**WHAT NEEDS TO BE DONE**
Answer with one number only: the number of lines that contain "целевого".

Collected data:
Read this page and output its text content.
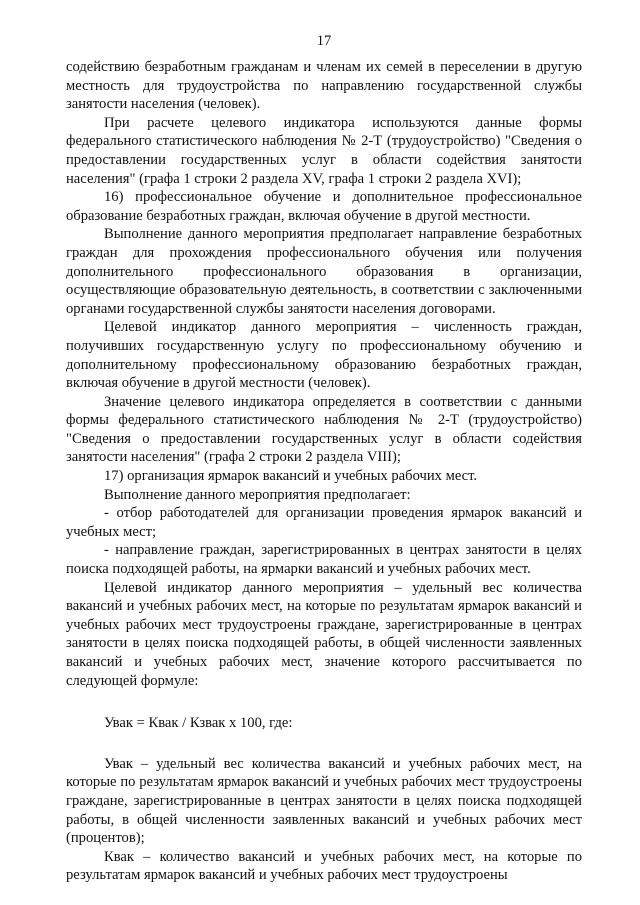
17

содействию безработным гражданам и членам их семей в переселении в другую местность для трудоустройства по направлению государственной службы занятости населения (человек).

При расчете целевого индикатора используются данные формы федерального статистического наблюдения № 2-Т (трудоустройство) "Сведения о предоставлении государственных услуг в области содействия занятости населения" (графа 1 строки 2 раздела XV, графа 1 строки 2 раздела XVI);

16) профессиональное обучение и дополнительное профессиональное образование безработных граждан, включая обучение в другой местности.

Выполнение данного мероприятия предполагает направление безработных граждан для прохождения профессионального обучения или получения дополнительного профессионального образования в организации, осуществляющие образовательную деятельность, в соответствии с заключенными органами государственной службы занятости населения договорами.

Целевой индикатор данного мероприятия – численность граждан, получивших государственную услугу по профессиональному обучению и дополнительному профессиональному образованию безработных граждан, включая обучение в другой местности (человек).

Значение целевого индикатора определяется в соответствии с данными формы федерального статистического наблюдения № 2-Т (трудоустройство) "Сведения о предоставлении государственных услуг в области содействия занятости населения" (графа 2 строки 2 раздела VIII);

17) организация ярмарок вакансий и учебных рабочих мест.

Выполнение данного мероприятия предполагает:

- отбор работодателей для организации проведения ярмарок вакансий и учебных мест;

- направление граждан, зарегистрированных в центрах занятости в целях поиска подходящей работы, на ярмарки вакансий и учебных рабочих мест.

Целевой индикатор данного мероприятия – удельный вес количества вакансий и учебных рабочих мест, на которые по результатам ярмарок вакансий и учебных рабочих мест трудоустроены граждане, зарегистрированные в центрах занятости в целях поиска подходящей работы, в общей численности заявленных вакансий и учебных рабочих мест, значение которого рассчитывается по следующей формуле:

Увак = Квак / Кзвак х 100, где:

Увак – удельный вес количества вакансий и учебных рабочих мест, на которые по результатам ярмарок вакансий и учебных рабочих мест трудоустроены граждане, зарегистрированные в центрах занятости в целях поиска подходящей работы, в общей численности заявленных вакансий и учебных рабочих мест (процентов);

Квак – количество вакансий и учебных рабочих мест, на которые по результатам ярмарок вакансий и учебных рабочих мест трудоустроены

**ANSWER IN FULL**
2